— begin —

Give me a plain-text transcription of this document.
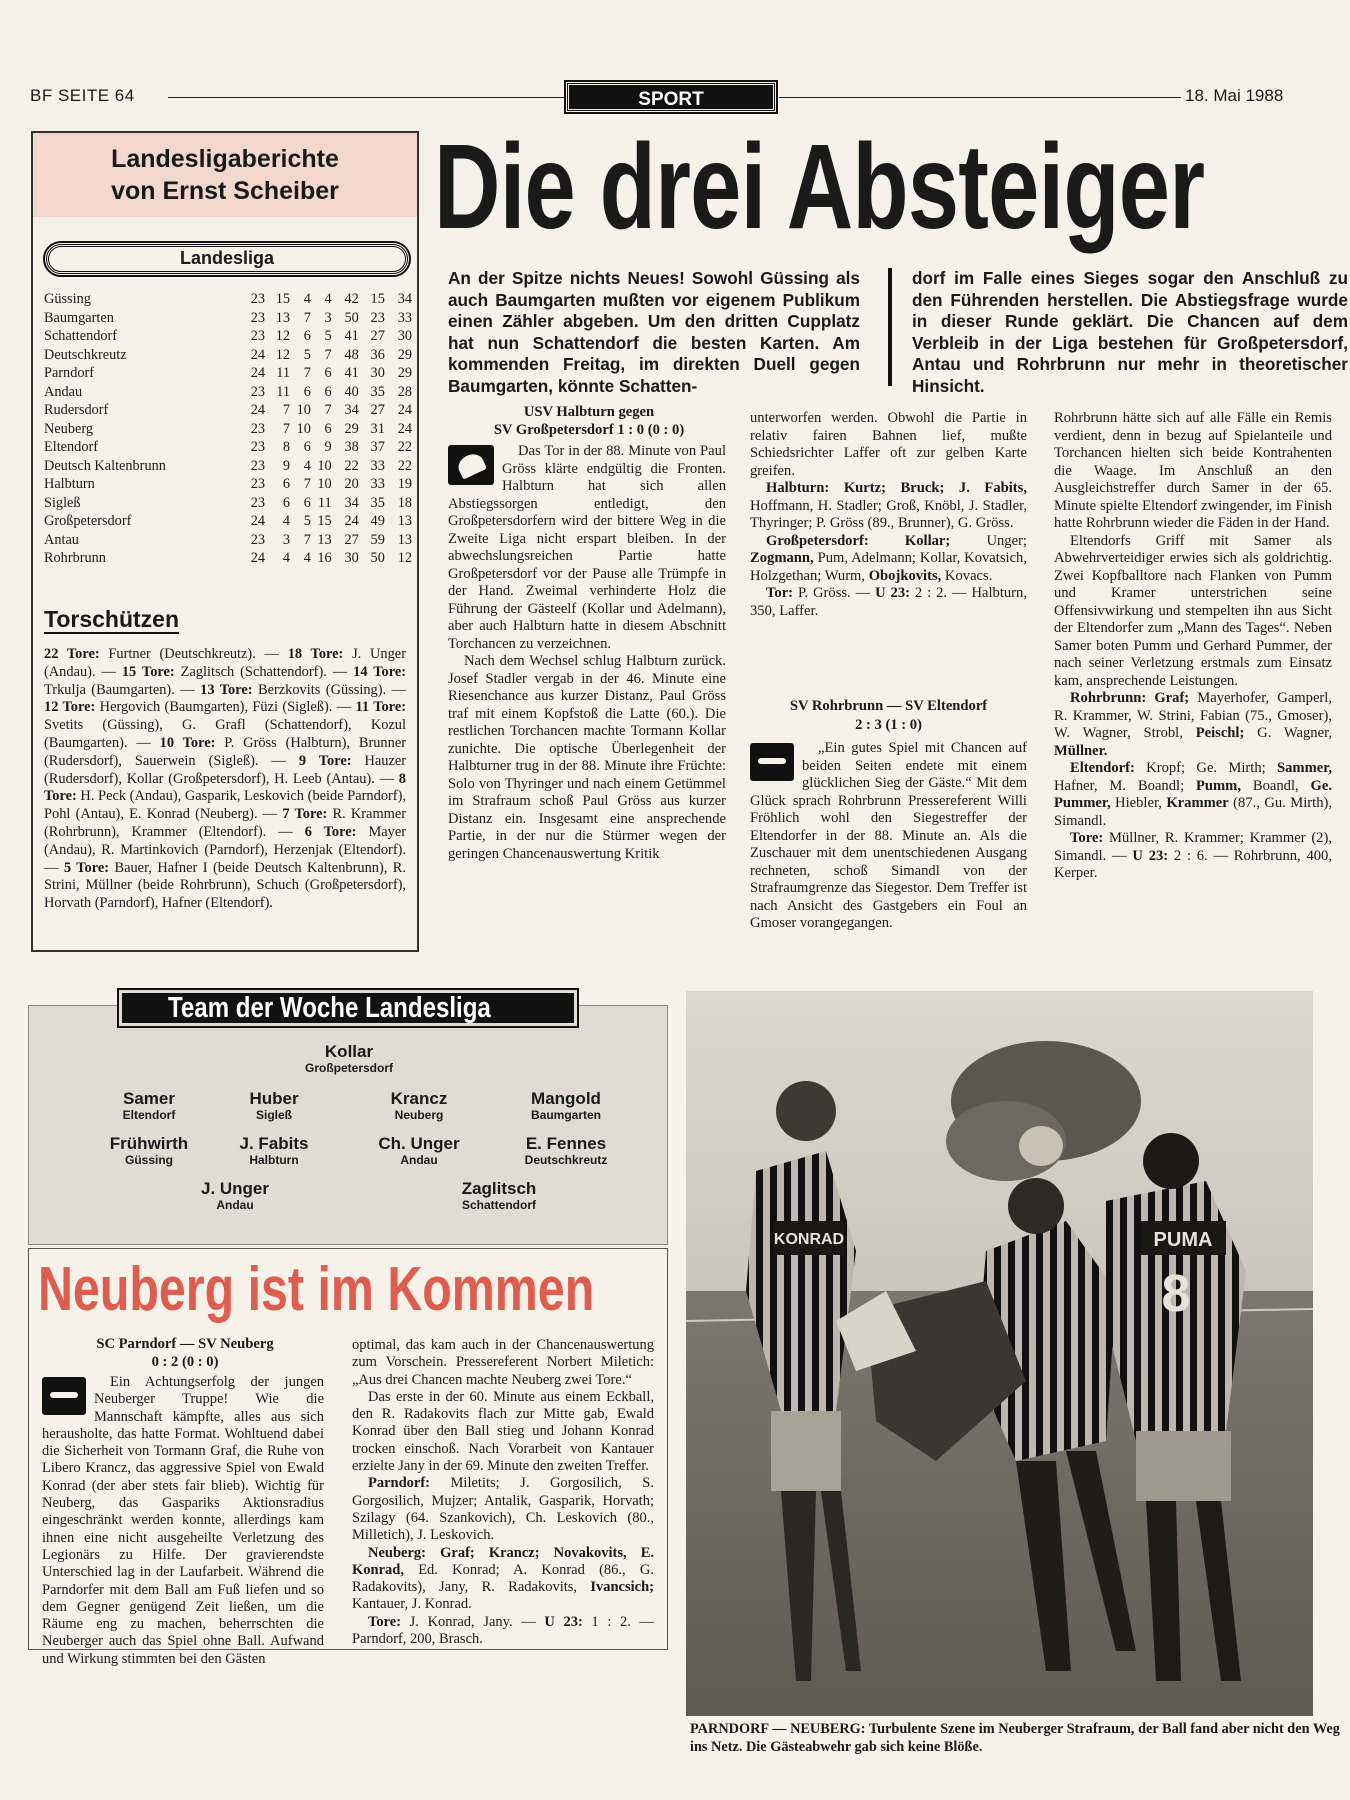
BF SEITE 64	SPORT	18. Mai 1988
Landesligaberichte
von Ernst Scheiber
Landesliga
Güssing	23	15	4	4	42	15	34
Baumgarten	23	13	7	3	50	23	33
Schattendorf	23	12	6	5	41	27	30
Deutschkreutz	24	12	5	7	48	36	29
Parndorf	24	11	7	6	41	30	29
Andau	23	11	6	6	40	35	28
Rudersdorf	24	7	10	7	34	27	24
Neuberg	23	7	10	6	29	31	24
Eltendorf	23	8	6	9	38	37	22
Deutsch Kaltenbrunn	23	9	4	10	22	33	22
Halbturn	23	6	7	10	20	33	19
Sigleß	23	6	6	11	34	35	18
Großpetersdorf	24	4	5	15	24	49	13
Antau	23	3	7	13	27	59	13
Rohrbrunn	24	4	4	16	30	50	12
Torschützen
22 Tore: Furtner (Deutschkreutz). — 18 Tore: J. Unger (Andau). — 15 Tore: Zaglitsch (Schattendorf). — 14 Tore: Trkulja (Baumgarten). — 13 Tore: Berzkovits (Güssing). — 12 Tore: Hergovich (Baumgarten), Füzi (Sigleß). — 11 Tore: Svetits (Güssing), G. Grafl (Schattendorf), Kozul (Baumgarten). — 10 Tore: P. Gröss (Halbturn), Brunner (Rudersdorf), Sauerwein (Sigleß). — 9 Tore: Hauzer (Rudersdorf), Kollar (Großpetersdorf), H. Leeb (Antau). — 8 Tore: H. Peck (Andau), Gasparik, Leskovich (beide Parndorf), Pohl (Antau), E. Konrad (Neuberg). — 7 Tore: R. Krammer (Rohrbrunn), Krammer (Eltendorf). — 6 Tore: Mayer (Andau), R. Martinkovich (Parndorf), Herzenjak (Eltendorf). — 5 Tore: Bauer, Hafner I (beide Deutsch Kaltenbrunn), R. Strini, Müllner (beide Rohrbrunn), Schuch (Großpetersdorf), Horvath (Parndorf), Hafner (Eltendorf).
Die drei Absteiger
An der Spitze nichts Neues! Sowohl Güssing als auch Baumgarten mußten vor eigenem Publikum einen Zähler abgeben. Um den dritten Cupplatz hat nun Schattendorf die besten Karten. Am kommenden Freitag, im direkten Duell gegen Baumgarten, könnte Schatten-
dorf im Falle eines Sieges sogar den Anschluß zu den Führenden herstellen. Die Abstiegsfrage wurde in dieser Runde geklärt. Die Chancen auf dem Verbleib in der Liga bestehen für Großpetersdorf, Antau und Rohrbrunn nur mehr in theoretischer Hinsicht.
USV Halbturn gegen
SV Großpetersdorf 1 : 0 (0 : 0)
Das Tor in der 88. Minute von Paul Gröss klärte endgültig die Fronten. Halbturn hat sich allen Abstiegssorgen entledigt, den Großpetersdorfern wird der bittere Weg in die Zweite Liga nicht erspart bleiben. In der abwechslungsreichen Partie hatte Großpetersdorf vor der Pause alle Trümpfe in der Hand. Zweimal verhinderte Holz die Führung der Gästeelf (Kollar und Adelmann), aber auch Halbturn hatte in diesem Abschnitt Torchancen zu verzeichnen.
Nach dem Wechsel schlug Halbturn zurück. Josef Stadler vergab in der 46. Minute eine Riesenchance aus kurzer Distanz, Paul Gröss traf mit einem Kopfstoß die Latte (60.). Die restlichen Torchancen machte Tormann Kollar zunichte. Die optische Überlegenheit der Halbturner trug in der 88. Minute ihre Früchte: Solo von Thyringer und nach einem Getümmel im Strafraum schoß Paul Gröss aus kurzer Distanz ein. Insgesamt eine ansprechende Partie, in der nur die Stürmer wegen der geringen Chancenauswertung Kritik
unterworfen werden. Obwohl die Partie in relativ fairen Bahnen lief, mußte Schiedsrichter Laffer oft zur gelben Karte greifen.
Halbturn: Kurtz; Bruck; J. Fabits, Hoffmann, H. Stadler; Groß, Knöbl, J. Stadler, Thyringer; P. Gröss (89., Brunner), G. Gröss.
Großpetersdorf: Kollar; Unger; Zogmann, Pum, Adelmann; Kollar, Kovatsich, Holzgethan; Wurm, Obojkovits, Kovacs.
Tor: P. Gröss. — U 23: 2 : 2. — Halbturn, 350, Laffer.
SV Rohrbrunn — SV Eltendorf
2 : 3 (1 : 0)
„Ein gutes Spiel mit Chancen auf beiden Seiten endete mit einem glücklichen Sieg der Gäste.“ Mit dem Glück sprach Rohrbrunn Pressereferent Willi Fröhlich wohl den Siegestreffer der Eltendorfer in der 88. Minute an. Als die Zuschauer mit dem unentschiedenen Ausgang rechneten, schoß Simandl von der Strafraumgrenze das Siegestor. Dem Treffer ist nach Ansicht des Gastgebers ein Foul an Gmoser vorangegangen.
Rohrbrunn hätte sich auf alle Fälle ein Remis verdient, denn in bezug auf Spielanteile und Torchancen hielten sich beide Kontrahenten die Waage. Im Anschluß an den Ausgleichstreffer durch Samer in der 65. Minute spielte Eltendorf zwingender, im Finish hatte Rohrbrunn wieder die Fäden in der Hand.
Eltendorfs Griff mit Samer als Abwehrverteidiger erwies sich als goldrichtig. Zwei Kopfballtore nach Flanken von Pumm und Kramer unterstrichen seine Offensivwirkung und stempelten ihn aus Sicht der Eltendorfer zum „Mann des Tages“. Neben Samer boten Pumm und Gerhard Pummer, der nach seiner Verletzung erstmals zum Einsatz kam, ansprechende Leistungen.
Rohrbrunn: Graf; Mayerhofer, Gamperl, R. Krammer, W. Strini, Fabian (75., Gmoser), W. Wagner, Strobl, Peischl; G. Wagner, Müllner.
Eltendorf: Kropf; Ge. Mirth; Sammer, Hafner, M. Boandl; Pumm, Boandl, Ge. Pummer, Hiebler, Krammer (87., Gu. Mirth), Simandl.
Tore: Müllner, R. Krammer; Krammer (2), Simandl. — U 23: 2 : 6. — Rohrbrunn, 400, Kerper.
Team der Woche Landesliga
Kollar
Großpetersdorf
Samer
Eltendorf
Huber
Sigleß
Krancz
Neuberg
Mangold
Baumgarten
Frühwirth
Güssing
J. Fabits
Halbturn
Ch. Unger
Andau
E. Fennes
Deutschkreutz
J. Unger
Andau
Zaglitsch
Schattendorf
Neuberg ist im Kommen
SC Parndorf — SV Neuberg
0 : 2 (0 : 0)
Ein Achtungserfolg der jungen Neuberger Truppe! Wie die Mannschaft kämpfte, alles aus sich herausholte, das hatte Format. Wohltuend dabei die Sicherheit von Tormann Graf, die Ruhe von Libero Krancz, das aggressive Spiel von Ewald Konrad (der aber stets fair blieb). Wichtig für Neuberg, das Gaspariks Aktionsradius eingeschränkt werden konnte, allerdings kam ihnen eine nicht ausgeheilte Verletzung des Legionärs zu Hilfe. Der gravierendste Unterschied lag in der Laufarbeit. Während die Parndorfer mit dem Ball am Fuß liefen und so dem Gegner genügend Zeit ließen, um die Räume eng zu machen, beherrschten die Neuberger auch das Spiel ohne Ball. Aufwand und Wirkung stimmten bei den Gästen
optimal, das kam auch in der Chancenauswertung zum Vorschein. Pressereferent Norbert Miletich: „Aus drei Chancen machte Neuberg zwei Tore.“
Das erste in der 60. Minute aus einem Eckball, den R. Radakovits flach zur Mitte gab, Ewald Konrad über den Ball stieg und Johann Konrad trocken einschoß. Nach Vorarbeit von Kantauer erzielte Jany in der 69. Minute den zweiten Treffer.
Parndorf: Miletits; J. Gorgosilich, S. Gorgosilich, Mujzer; Antalik, Gasparik, Horvath; Szilagy (64. Szankovich), Ch. Leskovich (80., Milletich), J. Leskovich.
Neuberg: Graf; Krancz; Novakovits, E. Konrad, Ed. Konrad; A. Konrad (86., G. Radakovits), Jany, R. Radakovits, Ivancsich; Kantauer, J. Konrad.
Tore: J. Konrad, Jany. — U 23: 1 : 2. — Parndorf, 200, Brasch.
KONRAD	PUMA
8
PARNDORF — NEUBERG: Turbulente Szene im Neuberger Strafraum, der Ball fand aber nicht den Weg ins Netz. Die Gästeabwehr gab sich keine Blöße.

— end —

Copy every line of the listing that includes the string "Andau".

Andau	23	11	6	6	40	35	28
22 Tore: Furtner (Deutschkreutz). — 18 Tore: J. Unger (Andau). — 15 Tore: Zaglitsch (Schattendorf). — 14 Tore: Trkulja (Baumgarten). — 13 Tore: Berzkovits (Güssing). — 12 Tore: Hergovich (Baumgarten), Füzi (Sigleß). — 11 Tore: Svetits (Güssing), G. Grafl (Schattendorf), Kozul (Baumgarten). — 10 Tore: P. Gröss (Halbturn), Brunner (Rudersdorf), Sauerwein (Sigleß). — 9 Tore: Hauzer (Rudersdorf), Kollar (Großpetersdorf), H. Leeb (Antau). — 8 Tore: H. Peck (Andau), Gasparik, Leskovich (beide Parndorf), Pohl (Antau), E. Konrad (Neuberg). — 7 Tore: R. Krammer (Rohrbrunn), Krammer (Eltendorf). — 6 Tore: Mayer (Andau), R. Martinkovich (Parndorf), Herzenjak (Eltendorf). — 5 Tore: Bauer, Hafner I (beide Deutsch Kaltenbrunn), R. Strini, Müllner (beide Rohrbrunn), Schuch (Großpetersdorf), Horvath (Parndorf), Hafner (Eltendorf).
Andau
Andau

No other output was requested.